Copy every one of these records word for word.

## begin Given records

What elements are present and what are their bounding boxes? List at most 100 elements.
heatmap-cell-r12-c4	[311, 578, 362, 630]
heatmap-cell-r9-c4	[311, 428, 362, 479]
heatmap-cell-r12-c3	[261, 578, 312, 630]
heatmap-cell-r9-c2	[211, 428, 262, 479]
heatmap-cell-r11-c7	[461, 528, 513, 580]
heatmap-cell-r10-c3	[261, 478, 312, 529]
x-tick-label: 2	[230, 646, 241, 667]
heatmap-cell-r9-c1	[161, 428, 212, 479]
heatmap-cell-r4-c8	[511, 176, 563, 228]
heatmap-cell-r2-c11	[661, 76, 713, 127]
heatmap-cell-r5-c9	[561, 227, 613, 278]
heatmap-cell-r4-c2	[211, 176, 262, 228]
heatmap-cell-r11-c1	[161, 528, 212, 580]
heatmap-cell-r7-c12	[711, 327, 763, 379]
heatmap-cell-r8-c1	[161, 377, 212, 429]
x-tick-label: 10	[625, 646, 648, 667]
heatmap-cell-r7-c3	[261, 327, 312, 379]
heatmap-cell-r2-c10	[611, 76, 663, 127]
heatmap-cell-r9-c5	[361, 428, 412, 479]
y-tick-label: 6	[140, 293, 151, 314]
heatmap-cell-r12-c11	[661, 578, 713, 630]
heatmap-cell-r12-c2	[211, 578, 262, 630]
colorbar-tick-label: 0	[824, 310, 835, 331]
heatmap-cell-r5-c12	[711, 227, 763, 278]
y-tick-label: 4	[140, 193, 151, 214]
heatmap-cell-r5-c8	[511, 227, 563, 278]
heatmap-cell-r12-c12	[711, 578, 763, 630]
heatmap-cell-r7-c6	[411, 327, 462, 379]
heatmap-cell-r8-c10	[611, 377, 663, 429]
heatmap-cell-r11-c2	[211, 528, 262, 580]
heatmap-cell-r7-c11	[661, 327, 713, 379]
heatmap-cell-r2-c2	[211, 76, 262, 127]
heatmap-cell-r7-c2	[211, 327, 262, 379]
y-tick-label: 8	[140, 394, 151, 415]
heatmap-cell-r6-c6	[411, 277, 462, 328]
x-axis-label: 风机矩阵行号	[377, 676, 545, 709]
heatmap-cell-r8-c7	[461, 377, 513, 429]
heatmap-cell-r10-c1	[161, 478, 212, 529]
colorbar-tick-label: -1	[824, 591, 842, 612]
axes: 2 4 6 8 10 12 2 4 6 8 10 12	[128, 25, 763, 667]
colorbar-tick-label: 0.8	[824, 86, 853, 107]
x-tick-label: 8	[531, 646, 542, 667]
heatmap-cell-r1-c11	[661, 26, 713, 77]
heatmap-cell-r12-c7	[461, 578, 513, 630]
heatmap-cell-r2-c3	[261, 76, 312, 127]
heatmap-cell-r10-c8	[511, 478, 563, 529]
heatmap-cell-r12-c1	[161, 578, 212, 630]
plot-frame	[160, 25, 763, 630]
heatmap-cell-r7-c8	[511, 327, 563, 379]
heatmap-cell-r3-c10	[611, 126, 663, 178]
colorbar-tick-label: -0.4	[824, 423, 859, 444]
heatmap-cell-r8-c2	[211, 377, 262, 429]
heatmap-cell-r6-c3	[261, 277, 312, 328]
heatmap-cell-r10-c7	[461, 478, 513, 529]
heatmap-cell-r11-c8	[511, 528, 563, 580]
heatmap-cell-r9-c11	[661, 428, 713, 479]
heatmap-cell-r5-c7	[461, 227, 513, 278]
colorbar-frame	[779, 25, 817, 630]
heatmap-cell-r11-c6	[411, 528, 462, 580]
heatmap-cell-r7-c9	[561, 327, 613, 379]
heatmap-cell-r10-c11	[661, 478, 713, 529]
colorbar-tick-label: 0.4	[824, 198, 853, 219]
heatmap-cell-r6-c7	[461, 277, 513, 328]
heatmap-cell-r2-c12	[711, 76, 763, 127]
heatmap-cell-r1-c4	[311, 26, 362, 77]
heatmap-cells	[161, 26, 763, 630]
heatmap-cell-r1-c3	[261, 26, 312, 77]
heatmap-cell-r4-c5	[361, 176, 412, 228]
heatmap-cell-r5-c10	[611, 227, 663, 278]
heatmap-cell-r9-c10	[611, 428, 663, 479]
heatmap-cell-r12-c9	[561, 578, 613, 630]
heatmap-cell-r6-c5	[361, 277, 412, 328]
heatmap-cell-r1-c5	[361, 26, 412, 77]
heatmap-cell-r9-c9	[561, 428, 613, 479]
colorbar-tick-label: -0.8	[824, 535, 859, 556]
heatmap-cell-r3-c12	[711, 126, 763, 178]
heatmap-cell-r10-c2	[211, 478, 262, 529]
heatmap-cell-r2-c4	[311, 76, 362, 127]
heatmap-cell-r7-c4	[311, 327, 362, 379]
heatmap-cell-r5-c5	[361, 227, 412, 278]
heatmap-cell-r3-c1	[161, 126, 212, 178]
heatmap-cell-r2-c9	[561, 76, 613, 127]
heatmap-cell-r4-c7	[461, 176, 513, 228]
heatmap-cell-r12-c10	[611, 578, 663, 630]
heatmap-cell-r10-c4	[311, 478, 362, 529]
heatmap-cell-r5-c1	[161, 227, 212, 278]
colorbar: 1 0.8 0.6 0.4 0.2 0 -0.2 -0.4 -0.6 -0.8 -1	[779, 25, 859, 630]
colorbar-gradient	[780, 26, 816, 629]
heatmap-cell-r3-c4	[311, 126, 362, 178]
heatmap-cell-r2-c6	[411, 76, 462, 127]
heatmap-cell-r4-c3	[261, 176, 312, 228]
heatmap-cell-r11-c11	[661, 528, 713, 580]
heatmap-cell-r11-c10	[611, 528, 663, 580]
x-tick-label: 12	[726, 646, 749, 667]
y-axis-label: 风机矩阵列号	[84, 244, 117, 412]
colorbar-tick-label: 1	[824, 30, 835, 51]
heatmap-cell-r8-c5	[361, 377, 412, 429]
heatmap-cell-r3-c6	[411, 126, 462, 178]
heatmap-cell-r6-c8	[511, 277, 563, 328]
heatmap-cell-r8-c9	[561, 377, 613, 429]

## end Given records

Full output =
What elements are present and what are their bounding boxes? List at most 100 elements.
heatmap-cell-r12-c4	[311, 578, 362, 630]
heatmap-cell-r9-c4	[311, 428, 362, 479]
heatmap-cell-r12-c3	[261, 578, 312, 630]
heatmap-cell-r9-c2	[211, 428, 262, 479]
heatmap-cell-r11-c7	[461, 528, 513, 580]
heatmap-cell-r10-c3	[261, 478, 312, 529]
x-tick-label: 2	[230, 646, 241, 667]
heatmap-cell-r9-c1	[161, 428, 212, 479]
heatmap-cell-r4-c8	[511, 176, 563, 228]
heatmap-cell-r2-c11	[661, 76, 713, 127]
heatmap-cell-r5-c9	[561, 227, 613, 278]
heatmap-cell-r4-c2	[211, 176, 262, 228]
heatmap-cell-r11-c1	[161, 528, 212, 580]
heatmap-cell-r7-c12	[711, 327, 763, 379]
heatmap-cell-r8-c1	[161, 377, 212, 429]
x-tick-label: 10	[625, 646, 648, 667]
heatmap-cell-r7-c3	[261, 327, 312, 379]
heatmap-cell-r2-c10	[611, 76, 663, 127]
heatmap-cell-r9-c5	[361, 428, 412, 479]
y-tick-label: 6	[140, 293, 151, 314]
heatmap-cell-r12-c11	[661, 578, 713, 630]
heatmap-cell-r12-c2	[211, 578, 262, 630]
colorbar-tick-label: 0	[824, 310, 835, 331]
heatmap-cell-r5-c12	[711, 227, 763, 278]
y-tick-label: 4	[140, 193, 151, 214]
heatmap-cell-r5-c8	[511, 227, 563, 278]
heatmap-cell-r12-c12	[711, 578, 763, 630]
heatmap-cell-r7-c6	[411, 327, 462, 379]
heatmap-cell-r8-c10	[611, 377, 663, 429]
heatmap-cell-r11-c2	[211, 528, 262, 580]
heatmap-cell-r7-c11	[661, 327, 713, 379]
heatmap-cell-r2-c2	[211, 76, 262, 127]
heatmap-cell-r7-c2	[211, 327, 262, 379]
y-tick-label: 8	[140, 394, 151, 415]
heatmap-cell-r6-c6	[411, 277, 462, 328]
x-axis-label: 风机矩阵行号	[377, 676, 545, 709]
heatmap-cell-r8-c7	[461, 377, 513, 429]
heatmap-cell-r10-c1	[161, 478, 212, 529]
colorbar-tick-label: -1	[824, 591, 842, 612]
axes: 2 4 6 8 10 12 2 4 6 8 10 12	[128, 25, 763, 667]
colorbar-tick-label: 0.8	[824, 86, 853, 107]
x-tick-label: 8	[531, 646, 542, 667]
heatmap-cell-r1-c11	[661, 26, 713, 77]
heatmap-cell-r12-c7	[461, 578, 513, 630]
heatmap-cell-r2-c3	[261, 76, 312, 127]
heatmap-cell-r10-c8	[511, 478, 563, 529]
heatmap-cell-r12-c1	[161, 578, 212, 630]
plot-frame	[160, 25, 763, 630]
heatmap-cell-r7-c8	[511, 327, 563, 379]
heatmap-cell-r3-c10	[611, 126, 663, 178]
colorbar-tick-label: -0.4	[824, 423, 859, 444]
heatmap-cell-r8-c2	[211, 377, 262, 429]
heatmap-cell-r6-c3	[261, 277, 312, 328]
heatmap-cell-r10-c7	[461, 478, 513, 529]
heatmap-cell-r11-c8	[511, 528, 563, 580]
heatmap-cell-r9-c11	[661, 428, 713, 479]
heatmap-cell-r5-c7	[461, 227, 513, 278]
colorbar-frame	[779, 25, 817, 630]
heatmap-cell-r11-c6	[411, 528, 462, 580]
heatmap-cell-r7-c9	[561, 327, 613, 379]
heatmap-cell-r10-c11	[661, 478, 713, 529]
colorbar-tick-label: 0.4	[824, 198, 853, 219]
heatmap-cell-r6-c7	[461, 277, 513, 328]
heatmap-cell-r2-c12	[711, 76, 763, 127]
heatmap-cell-r1-c4	[311, 26, 362, 77]
heatmap-cells	[161, 26, 763, 630]
heatmap-cell-r1-c3	[261, 26, 312, 77]
heatmap-cell-r4-c5	[361, 176, 412, 228]
heatmap-cell-r5-c10	[611, 227, 663, 278]
heatmap-cell-r9-c10	[611, 428, 663, 479]
heatmap-cell-r12-c9	[561, 578, 613, 630]
heatmap-cell-r6-c5	[361, 277, 412, 328]
heatmap-cell-r1-c5	[361, 26, 412, 77]
heatmap-cell-r9-c9	[561, 428, 613, 479]
colorbar-tick-label: -0.8	[824, 535, 859, 556]
heatmap-cell-r3-c12	[711, 126, 763, 178]
heatmap-cell-r10-c2	[211, 478, 262, 529]
heatmap-cell-r2-c4	[311, 76, 362, 127]
heatmap-cell-r7-c4	[311, 327, 362, 379]
heatmap-cell-r5-c5	[361, 227, 412, 278]
heatmap-cell-r3-c1	[161, 126, 212, 178]
heatmap-cell-r2-c9	[561, 76, 613, 127]
heatmap-cell-r4-c7	[461, 176, 513, 228]
heatmap-cell-r12-c10	[611, 578, 663, 630]
heatmap-cell-r10-c4	[311, 478, 362, 529]
heatmap-cell-r5-c1	[161, 227, 212, 278]
colorbar: 1 0.8 0.6 0.4 0.2 0 -0.2 -0.4 -0.6 -0.8 -1	[779, 25, 859, 630]
colorbar-gradient	[780, 26, 816, 629]
heatmap-cell-r3-c4	[311, 126, 362, 178]
heatmap-cell-r2-c6	[411, 76, 462, 127]
heatmap-cell-r4-c3	[261, 176, 312, 228]
heatmap-cell-r11-c11	[661, 528, 713, 580]
heatmap-cell-r11-c10	[611, 528, 663, 580]
x-tick-label: 12	[726, 646, 749, 667]
y-axis-label: 风机矩阵列号	[84, 244, 117, 412]
colorbar-tick-label: 1	[824, 30, 835, 51]
heatmap-cell-r8-c5	[361, 377, 412, 429]
heatmap-cell-r3-c6	[411, 126, 462, 178]
heatmap-cell-r6-c8	[511, 277, 563, 328]
heatmap-cell-r8-c9	[561, 377, 613, 429]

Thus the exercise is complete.